> _Prompt_:
Among the lines below, how many carry the string "independientes"? Reply with a number and nothing else.

> _Stored data_:

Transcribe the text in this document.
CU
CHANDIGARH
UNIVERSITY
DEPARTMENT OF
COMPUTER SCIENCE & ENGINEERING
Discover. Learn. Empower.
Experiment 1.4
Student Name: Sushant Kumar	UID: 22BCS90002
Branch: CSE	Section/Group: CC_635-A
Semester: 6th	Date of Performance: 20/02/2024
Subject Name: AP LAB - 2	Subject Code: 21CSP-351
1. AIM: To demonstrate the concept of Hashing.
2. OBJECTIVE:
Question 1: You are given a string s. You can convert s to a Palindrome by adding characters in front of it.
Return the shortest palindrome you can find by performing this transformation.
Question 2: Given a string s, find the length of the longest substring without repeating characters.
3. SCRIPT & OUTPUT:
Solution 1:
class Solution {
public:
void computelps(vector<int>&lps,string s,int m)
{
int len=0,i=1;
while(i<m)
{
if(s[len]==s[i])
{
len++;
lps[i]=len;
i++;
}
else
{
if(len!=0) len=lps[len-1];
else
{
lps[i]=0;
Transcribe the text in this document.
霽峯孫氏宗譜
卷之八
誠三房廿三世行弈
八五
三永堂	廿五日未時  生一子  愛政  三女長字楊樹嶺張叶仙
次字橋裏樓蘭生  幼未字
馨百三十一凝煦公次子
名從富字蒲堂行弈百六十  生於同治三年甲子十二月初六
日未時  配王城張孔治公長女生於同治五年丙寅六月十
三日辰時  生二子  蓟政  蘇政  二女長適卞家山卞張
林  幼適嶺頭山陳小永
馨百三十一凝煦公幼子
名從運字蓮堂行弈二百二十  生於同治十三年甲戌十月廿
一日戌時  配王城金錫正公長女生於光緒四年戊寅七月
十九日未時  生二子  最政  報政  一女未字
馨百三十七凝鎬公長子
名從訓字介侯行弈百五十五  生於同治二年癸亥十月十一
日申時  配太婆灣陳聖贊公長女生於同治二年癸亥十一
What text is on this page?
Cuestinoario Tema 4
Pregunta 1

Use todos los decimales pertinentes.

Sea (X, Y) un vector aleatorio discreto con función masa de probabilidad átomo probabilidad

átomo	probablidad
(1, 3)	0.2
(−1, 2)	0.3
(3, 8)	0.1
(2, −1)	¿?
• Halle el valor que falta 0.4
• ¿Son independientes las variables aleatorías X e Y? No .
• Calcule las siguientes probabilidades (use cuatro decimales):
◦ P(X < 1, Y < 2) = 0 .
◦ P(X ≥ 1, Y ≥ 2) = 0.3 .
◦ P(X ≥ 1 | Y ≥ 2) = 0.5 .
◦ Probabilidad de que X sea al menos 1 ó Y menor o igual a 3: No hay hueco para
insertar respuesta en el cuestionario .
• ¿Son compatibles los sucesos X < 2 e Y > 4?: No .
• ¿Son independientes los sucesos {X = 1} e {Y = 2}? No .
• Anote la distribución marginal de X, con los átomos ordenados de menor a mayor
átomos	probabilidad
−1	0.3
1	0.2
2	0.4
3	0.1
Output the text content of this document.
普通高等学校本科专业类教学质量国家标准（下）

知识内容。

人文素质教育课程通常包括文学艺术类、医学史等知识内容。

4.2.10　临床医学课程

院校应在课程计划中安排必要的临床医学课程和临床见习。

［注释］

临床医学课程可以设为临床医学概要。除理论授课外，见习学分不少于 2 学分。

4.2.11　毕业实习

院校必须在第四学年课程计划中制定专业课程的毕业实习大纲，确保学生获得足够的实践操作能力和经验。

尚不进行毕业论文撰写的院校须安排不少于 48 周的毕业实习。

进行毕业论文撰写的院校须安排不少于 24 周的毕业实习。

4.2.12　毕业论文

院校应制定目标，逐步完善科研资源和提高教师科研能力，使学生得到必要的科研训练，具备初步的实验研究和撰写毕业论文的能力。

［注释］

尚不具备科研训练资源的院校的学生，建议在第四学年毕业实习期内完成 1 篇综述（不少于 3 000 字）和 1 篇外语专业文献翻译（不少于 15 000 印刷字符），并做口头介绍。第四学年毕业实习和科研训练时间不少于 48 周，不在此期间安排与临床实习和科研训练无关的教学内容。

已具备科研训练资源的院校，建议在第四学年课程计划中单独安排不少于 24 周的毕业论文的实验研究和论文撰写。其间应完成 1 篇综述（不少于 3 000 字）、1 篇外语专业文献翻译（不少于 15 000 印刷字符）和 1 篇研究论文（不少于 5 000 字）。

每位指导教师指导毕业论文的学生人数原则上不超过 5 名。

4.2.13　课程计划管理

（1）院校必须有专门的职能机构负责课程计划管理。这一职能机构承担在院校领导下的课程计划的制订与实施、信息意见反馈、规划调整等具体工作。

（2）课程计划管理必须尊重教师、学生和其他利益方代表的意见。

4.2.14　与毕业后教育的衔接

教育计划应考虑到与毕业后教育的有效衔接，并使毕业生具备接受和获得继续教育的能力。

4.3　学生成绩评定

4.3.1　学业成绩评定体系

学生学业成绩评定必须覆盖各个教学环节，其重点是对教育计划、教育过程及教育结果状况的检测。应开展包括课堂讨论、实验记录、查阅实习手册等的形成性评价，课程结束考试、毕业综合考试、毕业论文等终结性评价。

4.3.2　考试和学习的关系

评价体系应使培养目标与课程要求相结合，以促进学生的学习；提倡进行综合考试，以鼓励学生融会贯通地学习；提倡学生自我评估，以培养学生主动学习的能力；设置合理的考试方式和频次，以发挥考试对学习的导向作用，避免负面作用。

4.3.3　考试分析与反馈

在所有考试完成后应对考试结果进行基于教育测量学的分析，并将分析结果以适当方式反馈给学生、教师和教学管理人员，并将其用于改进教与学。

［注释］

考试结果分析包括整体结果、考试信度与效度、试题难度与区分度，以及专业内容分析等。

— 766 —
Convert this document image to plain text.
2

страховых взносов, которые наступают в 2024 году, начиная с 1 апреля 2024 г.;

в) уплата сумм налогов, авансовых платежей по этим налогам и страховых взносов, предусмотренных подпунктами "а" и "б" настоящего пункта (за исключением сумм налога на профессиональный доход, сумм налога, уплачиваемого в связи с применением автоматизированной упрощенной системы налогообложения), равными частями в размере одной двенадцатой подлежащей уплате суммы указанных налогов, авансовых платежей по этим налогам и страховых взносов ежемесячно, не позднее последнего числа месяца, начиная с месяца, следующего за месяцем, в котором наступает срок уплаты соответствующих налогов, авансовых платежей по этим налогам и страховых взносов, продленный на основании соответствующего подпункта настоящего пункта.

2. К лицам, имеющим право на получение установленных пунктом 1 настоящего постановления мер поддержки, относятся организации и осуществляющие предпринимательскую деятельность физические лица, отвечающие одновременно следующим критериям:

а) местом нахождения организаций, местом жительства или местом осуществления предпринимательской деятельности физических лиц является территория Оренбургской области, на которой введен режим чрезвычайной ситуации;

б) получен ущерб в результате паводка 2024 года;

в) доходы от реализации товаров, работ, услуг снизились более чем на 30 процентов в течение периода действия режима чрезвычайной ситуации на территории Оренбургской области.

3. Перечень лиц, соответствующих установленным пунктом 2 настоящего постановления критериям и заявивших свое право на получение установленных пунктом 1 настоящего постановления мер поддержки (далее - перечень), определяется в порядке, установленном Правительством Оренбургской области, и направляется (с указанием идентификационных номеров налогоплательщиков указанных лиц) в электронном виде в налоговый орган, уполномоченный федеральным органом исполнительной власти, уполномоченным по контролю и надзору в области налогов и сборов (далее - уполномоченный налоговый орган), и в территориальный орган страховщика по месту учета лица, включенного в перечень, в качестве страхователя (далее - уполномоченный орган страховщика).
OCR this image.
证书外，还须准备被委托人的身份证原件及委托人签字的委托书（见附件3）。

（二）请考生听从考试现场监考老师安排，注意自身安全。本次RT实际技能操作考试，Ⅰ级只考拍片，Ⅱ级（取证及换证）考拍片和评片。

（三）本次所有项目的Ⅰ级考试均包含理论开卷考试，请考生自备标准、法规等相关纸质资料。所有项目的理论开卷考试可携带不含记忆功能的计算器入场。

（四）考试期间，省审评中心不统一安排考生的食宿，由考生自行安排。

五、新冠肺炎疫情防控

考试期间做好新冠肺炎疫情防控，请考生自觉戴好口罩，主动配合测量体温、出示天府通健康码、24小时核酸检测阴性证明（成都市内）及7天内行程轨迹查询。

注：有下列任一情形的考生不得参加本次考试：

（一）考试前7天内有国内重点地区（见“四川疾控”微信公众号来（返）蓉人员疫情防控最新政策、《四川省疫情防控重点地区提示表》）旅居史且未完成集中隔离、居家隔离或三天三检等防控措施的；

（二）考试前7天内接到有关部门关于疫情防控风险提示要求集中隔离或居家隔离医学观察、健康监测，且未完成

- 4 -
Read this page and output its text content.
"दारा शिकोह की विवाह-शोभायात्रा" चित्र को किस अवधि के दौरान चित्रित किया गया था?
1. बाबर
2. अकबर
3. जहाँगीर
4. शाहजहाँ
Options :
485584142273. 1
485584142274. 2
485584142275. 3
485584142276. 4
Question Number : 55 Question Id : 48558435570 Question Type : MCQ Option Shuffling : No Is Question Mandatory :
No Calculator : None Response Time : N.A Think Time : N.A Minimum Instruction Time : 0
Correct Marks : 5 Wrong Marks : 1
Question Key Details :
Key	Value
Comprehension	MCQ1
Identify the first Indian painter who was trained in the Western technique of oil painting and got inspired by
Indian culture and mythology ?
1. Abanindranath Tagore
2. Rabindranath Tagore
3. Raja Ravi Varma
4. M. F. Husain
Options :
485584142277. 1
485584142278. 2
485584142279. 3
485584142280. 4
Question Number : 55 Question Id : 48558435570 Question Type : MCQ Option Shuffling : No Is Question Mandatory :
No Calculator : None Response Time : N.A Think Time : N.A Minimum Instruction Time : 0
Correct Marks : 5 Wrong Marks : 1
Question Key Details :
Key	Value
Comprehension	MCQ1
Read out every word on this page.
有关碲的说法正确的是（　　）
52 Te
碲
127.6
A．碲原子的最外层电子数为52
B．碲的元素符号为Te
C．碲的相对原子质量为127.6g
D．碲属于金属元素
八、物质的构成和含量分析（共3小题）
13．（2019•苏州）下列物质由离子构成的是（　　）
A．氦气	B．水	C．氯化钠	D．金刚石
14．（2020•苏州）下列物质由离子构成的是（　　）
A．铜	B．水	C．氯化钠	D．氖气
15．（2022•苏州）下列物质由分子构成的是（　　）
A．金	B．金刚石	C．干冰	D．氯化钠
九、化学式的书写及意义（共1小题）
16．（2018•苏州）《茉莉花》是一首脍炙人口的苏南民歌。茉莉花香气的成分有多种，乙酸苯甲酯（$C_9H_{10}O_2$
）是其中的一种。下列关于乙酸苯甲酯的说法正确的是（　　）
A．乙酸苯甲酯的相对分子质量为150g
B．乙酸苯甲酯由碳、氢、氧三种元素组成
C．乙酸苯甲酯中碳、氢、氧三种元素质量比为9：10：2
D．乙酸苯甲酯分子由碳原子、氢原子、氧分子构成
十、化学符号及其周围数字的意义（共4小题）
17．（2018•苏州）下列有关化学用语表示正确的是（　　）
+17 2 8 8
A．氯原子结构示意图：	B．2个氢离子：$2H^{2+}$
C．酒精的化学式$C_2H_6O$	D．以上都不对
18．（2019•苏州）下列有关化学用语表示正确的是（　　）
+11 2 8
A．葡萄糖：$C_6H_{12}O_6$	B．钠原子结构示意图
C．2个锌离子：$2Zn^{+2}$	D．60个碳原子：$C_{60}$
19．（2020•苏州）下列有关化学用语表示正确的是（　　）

> _Written answer_:
2